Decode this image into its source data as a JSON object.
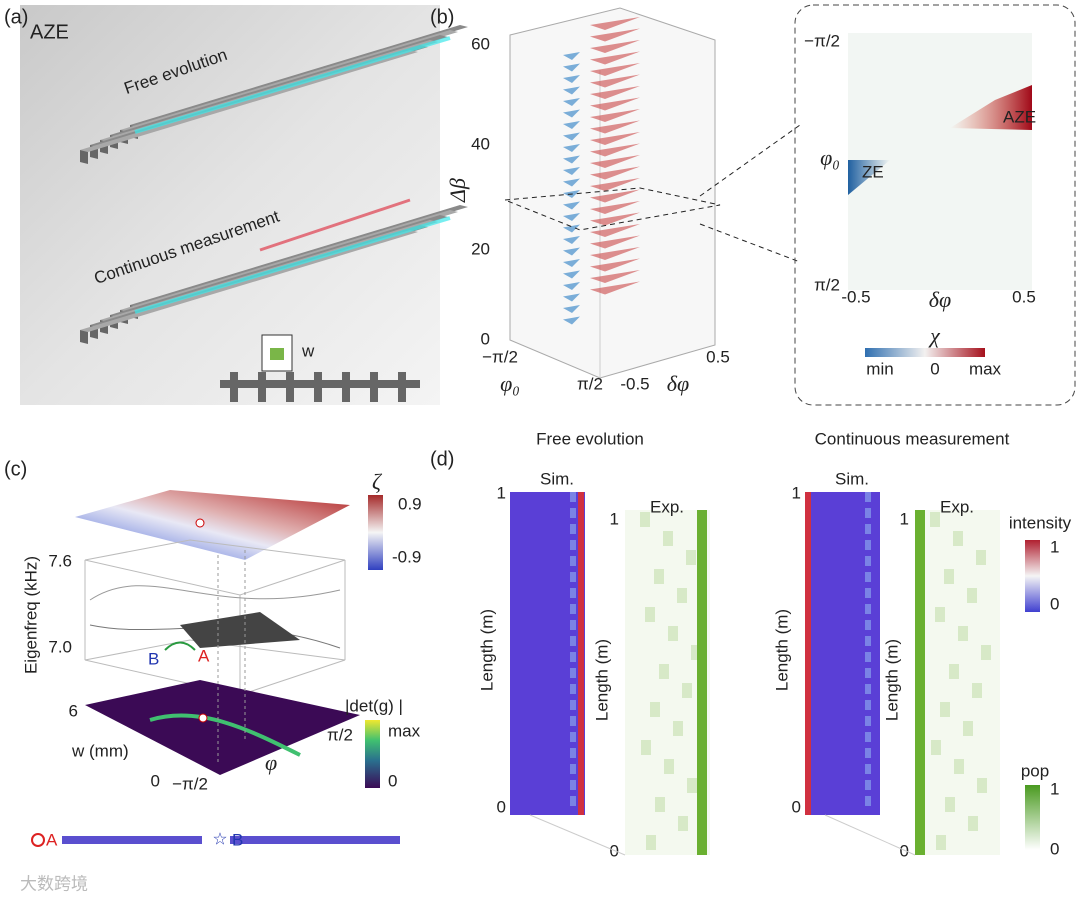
{
  "panel_a": {
    "label": "(a)",
    "title": "AZE",
    "beam1": "Free evolution",
    "beam2": "Continuous measurement",
    "inset": "w"
  },
  "panel_b": {
    "label": "(b)",
    "y_axis": {
      "label": "Δβ",
      "ticks": [
        "60",
        "40",
        "20",
        "0"
      ]
    },
    "phi_axis": {
      "label": "φ₀",
      "ticks": [
        "−π/2",
        "π/2"
      ]
    },
    "dphi_axis": {
      "label": "δφ",
      "ticks": [
        "-0.5",
        "0.5"
      ]
    },
    "zoom": {
      "y_label": "φ₀",
      "y_ticks": [
        "−π/2",
        "π/2"
      ],
      "x_label": "δφ",
      "x_ticks": [
        "-0.5",
        "0.5"
      ],
      "annotations": [
        "ZE",
        "AZE"
      ],
      "colorbar": {
        "label": "χ",
        "ticks": [
          "min",
          "0",
          "max"
        ]
      }
    }
  },
  "panel_c": {
    "label": "(c)",
    "zeta_bar": {
      "label": "ζ",
      "ticks": [
        "0.9",
        "-0.9"
      ]
    },
    "freq_axis": {
      "label": "Eigenfreq (kHz)",
      "ticks": [
        "7.6",
        "7.0"
      ]
    },
    "w_axis": {
      "label": "w (mm)",
      "ticks": [
        "6",
        "0"
      ]
    },
    "phi_axis": {
      "label": "φ",
      "ticks": [
        "−π/2",
        "π/2"
      ]
    },
    "det_bar": {
      "label": "|det(g)      |",
      "ticks": [
        "max",
        "0"
      ]
    },
    "points": [
      "A",
      "B"
    ],
    "modes": [
      "A",
      "B"
    ]
  },
  "panel_d": {
    "label": "(d)",
    "columns": [
      {
        "title": "Free evolution",
        "sim": {
          "label": "Sim.",
          "axis": "Length (m)",
          "ticks": [
            "1",
            "0"
          ]
        },
        "exp": {
          "label": "Exp.",
          "axis": "Length (m)",
          "ticks": [
            "1",
            "0"
          ]
        }
      },
      {
        "title": "Continuous measurement",
        "sim": {
          "label": "Sim.",
          "axis": "Length (m)",
          "ticks": [
            "1",
            "0"
          ]
        },
        "exp": {
          "label": "Exp.",
          "axis": "Length (m)",
          "ticks": [
            "1",
            "0"
          ]
        }
      }
    ],
    "intensity_bar": {
      "label": "intensity",
      "ticks": [
        "1",
        "0"
      ]
    },
    "pop_bar": {
      "label": "pop",
      "ticks": [
        "1",
        "0"
      ]
    }
  },
  "watermark": "大数跨境"
}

◇ ◇ ◇ ◇

Leave the pictures out, and transcribe each of the records exactly.

(OUTPUT OF THE EXERCISE)
Decode this image into its source data as a JSON object.
{
  "panel_a": {
    "label": "(a)",
    "title": "AZE",
    "beam1": "Free evolution",
    "beam2": "Continuous measurement",
    "inset": "w"
  },
  "panel_b": {
    "label": "(b)",
    "y_axis": {
      "label": "Δβ",
      "ticks": [
        "60",
        "40",
        "20",
        "0"
      ]
    },
    "phi_axis": {
      "label": "φ₀",
      "ticks": [
        "−π/2",
        "π/2"
      ]
    },
    "dphi_axis": {
      "label": "δφ",
      "ticks": [
        "-0.5",
        "0.5"
      ]
    },
    "zoom": {
      "y_label": "φ₀",
      "y_ticks": [
        "−π/2",
        "π/2"
      ],
      "x_label": "δφ",
      "x_ticks": [
        "-0.5",
        "0.5"
      ],
      "annotations": [
        "ZE",
        "AZE"
      ],
      "colorbar": {
        "label": "χ",
        "ticks": [
          "min",
          "0",
          "max"
        ]
      }
    }
  },
  "panel_c": {
    "label": "(c)",
    "zeta_bar": {
      "label": "ζ",
      "ticks": [
        "0.9",
        "-0.9"
      ]
    },
    "freq_axis": {
      "label": "Eigenfreq (kHz)",
      "ticks": [
        "7.6",
        "7.0"
      ]
    },
    "w_axis": {
      "label": "w (mm)",
      "ticks": [
        "6",
        "0"
      ]
    },
    "phi_axis": {
      "label": "φ",
      "ticks": [
        "−π/2",
        "π/2"
      ]
    },
    "det_bar": {
      "label": "|det(g)      |",
      "ticks": [
        "max",
        "0"
      ]
    },
    "points": [
      "A",
      "B"
    ],
    "modes": [
      "A",
      "B"
    ]
  },
  "panel_d": {
    "label": "(d)",
    "columns": [
      {
        "title": "Free evolution",
        "sim": {
          "label": "Sim.",
          "axis": "Length (m)",
          "ticks": [
            "1",
            "0"
          ]
        },
        "exp": {
          "label": "Exp.",
          "axis": "Length (m)",
          "ticks": [
            "1",
            "0"
          ]
        }
      },
      {
        "title": "Continuous measurement",
        "sim": {
          "label": "Sim.",
          "axis": "Length (m)",
          "ticks": [
            "1",
            "0"
          ]
        },
        "exp": {
          "label": "Exp.",
          "axis": "Length (m)",
          "ticks": [
            "1",
            "0"
          ]
        }
      }
    ],
    "intensity_bar": {
      "label": "intensity",
      "ticks": [
        "1",
        "0"
      ]
    },
    "pop_bar": {
      "label": "pop",
      "ticks": [
        "1",
        "0"
      ]
    }
  },
  "watermark": "大数跨境"
}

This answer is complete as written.